◆ What needs to be done ◆
Each line containing the word "this" needs to be copied.

──────────────────────────────

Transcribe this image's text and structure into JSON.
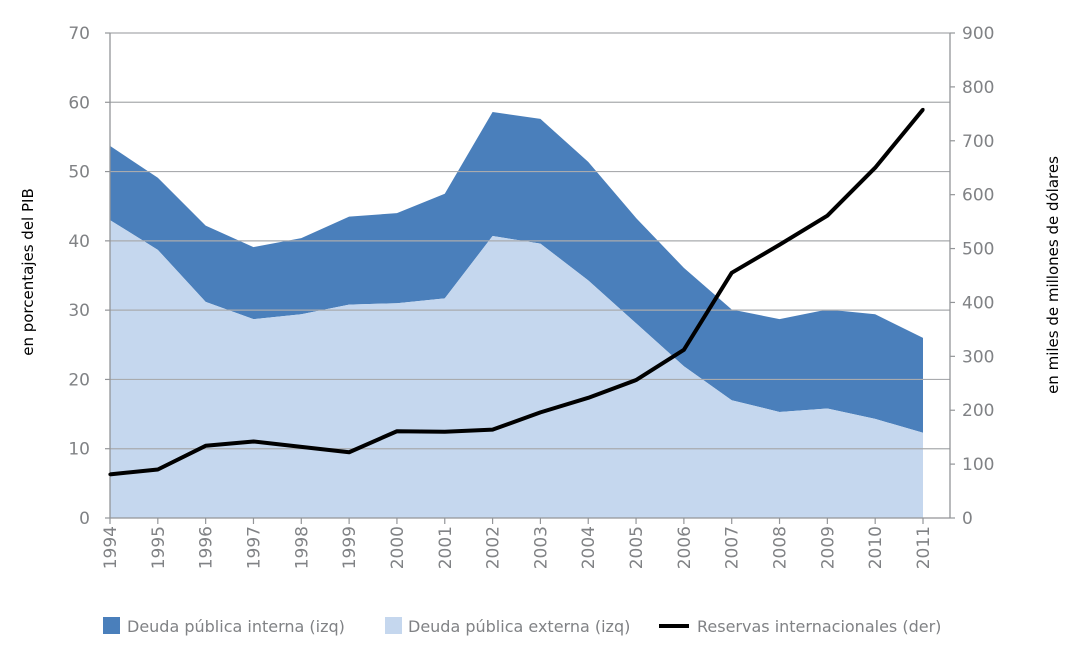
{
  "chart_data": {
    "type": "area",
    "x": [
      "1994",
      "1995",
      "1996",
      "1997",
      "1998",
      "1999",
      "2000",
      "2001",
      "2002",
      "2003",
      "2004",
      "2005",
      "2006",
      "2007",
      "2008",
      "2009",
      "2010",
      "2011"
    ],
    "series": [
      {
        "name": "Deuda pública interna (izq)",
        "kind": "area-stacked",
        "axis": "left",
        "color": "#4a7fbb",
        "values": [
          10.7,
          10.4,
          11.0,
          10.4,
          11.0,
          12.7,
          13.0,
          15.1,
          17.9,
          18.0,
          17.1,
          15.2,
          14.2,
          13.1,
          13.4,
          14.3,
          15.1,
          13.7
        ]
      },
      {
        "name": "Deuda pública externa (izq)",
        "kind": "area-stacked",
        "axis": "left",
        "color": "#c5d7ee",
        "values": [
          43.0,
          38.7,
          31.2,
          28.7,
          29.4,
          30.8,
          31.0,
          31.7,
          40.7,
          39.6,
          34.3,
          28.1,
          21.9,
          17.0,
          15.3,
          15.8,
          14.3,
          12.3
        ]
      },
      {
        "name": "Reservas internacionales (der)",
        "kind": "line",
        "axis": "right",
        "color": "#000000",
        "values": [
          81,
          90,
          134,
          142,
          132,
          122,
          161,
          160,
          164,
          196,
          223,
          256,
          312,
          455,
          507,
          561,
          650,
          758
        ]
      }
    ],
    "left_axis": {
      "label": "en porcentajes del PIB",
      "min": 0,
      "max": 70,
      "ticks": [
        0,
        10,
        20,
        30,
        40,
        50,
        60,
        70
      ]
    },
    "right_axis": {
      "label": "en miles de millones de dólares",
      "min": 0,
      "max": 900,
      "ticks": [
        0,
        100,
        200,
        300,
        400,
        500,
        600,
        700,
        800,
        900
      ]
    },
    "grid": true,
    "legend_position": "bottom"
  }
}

──────────────────────────────

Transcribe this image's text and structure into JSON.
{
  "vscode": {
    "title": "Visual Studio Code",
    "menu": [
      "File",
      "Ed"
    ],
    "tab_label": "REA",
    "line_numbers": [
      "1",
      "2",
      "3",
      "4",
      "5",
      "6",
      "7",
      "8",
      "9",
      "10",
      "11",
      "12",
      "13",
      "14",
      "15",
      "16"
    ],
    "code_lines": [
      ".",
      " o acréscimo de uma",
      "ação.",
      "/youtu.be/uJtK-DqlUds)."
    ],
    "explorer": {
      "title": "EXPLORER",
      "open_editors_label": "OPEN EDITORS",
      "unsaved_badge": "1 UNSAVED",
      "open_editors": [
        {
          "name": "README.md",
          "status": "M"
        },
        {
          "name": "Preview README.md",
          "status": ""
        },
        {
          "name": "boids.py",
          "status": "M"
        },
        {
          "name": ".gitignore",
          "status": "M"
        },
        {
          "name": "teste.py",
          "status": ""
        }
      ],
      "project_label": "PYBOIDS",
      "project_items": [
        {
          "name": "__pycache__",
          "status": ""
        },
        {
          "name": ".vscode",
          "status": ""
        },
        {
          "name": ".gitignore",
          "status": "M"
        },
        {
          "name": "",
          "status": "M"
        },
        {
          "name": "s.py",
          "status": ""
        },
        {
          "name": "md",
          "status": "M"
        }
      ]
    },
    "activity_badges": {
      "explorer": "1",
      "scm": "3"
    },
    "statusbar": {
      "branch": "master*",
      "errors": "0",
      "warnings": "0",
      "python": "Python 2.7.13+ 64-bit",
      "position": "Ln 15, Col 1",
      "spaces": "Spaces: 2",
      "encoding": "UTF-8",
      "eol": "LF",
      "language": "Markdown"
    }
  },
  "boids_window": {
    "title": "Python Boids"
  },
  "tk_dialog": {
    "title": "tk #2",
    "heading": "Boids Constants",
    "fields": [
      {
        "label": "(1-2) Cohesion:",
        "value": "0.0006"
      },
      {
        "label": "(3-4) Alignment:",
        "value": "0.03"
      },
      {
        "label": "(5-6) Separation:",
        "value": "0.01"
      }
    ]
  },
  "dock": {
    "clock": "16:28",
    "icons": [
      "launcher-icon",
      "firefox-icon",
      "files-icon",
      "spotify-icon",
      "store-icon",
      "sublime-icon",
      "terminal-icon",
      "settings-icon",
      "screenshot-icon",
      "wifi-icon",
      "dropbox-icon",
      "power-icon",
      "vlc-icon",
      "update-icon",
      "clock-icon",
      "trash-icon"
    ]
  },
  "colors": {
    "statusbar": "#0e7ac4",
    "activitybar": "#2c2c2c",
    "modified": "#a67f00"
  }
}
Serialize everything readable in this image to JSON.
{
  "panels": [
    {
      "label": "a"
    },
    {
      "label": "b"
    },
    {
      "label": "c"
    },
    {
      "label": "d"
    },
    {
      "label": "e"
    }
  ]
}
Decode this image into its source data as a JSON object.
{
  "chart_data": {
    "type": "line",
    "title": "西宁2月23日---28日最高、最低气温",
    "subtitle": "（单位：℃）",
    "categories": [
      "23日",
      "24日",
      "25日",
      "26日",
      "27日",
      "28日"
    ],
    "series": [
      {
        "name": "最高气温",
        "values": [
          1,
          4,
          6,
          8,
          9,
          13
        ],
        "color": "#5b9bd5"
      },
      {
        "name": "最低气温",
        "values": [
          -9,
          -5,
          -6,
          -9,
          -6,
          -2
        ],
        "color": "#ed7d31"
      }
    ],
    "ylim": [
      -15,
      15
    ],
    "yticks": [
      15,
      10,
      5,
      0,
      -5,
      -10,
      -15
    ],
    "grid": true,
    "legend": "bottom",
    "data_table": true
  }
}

──────────────────────────────

◆ Task answer ◆
Transcribe this image's text and structure into JSON.
Transcribe this image's text and structure into JSON.
Serialize everything readable in this image to JSON.
Decode this image into its source data as a JSON object.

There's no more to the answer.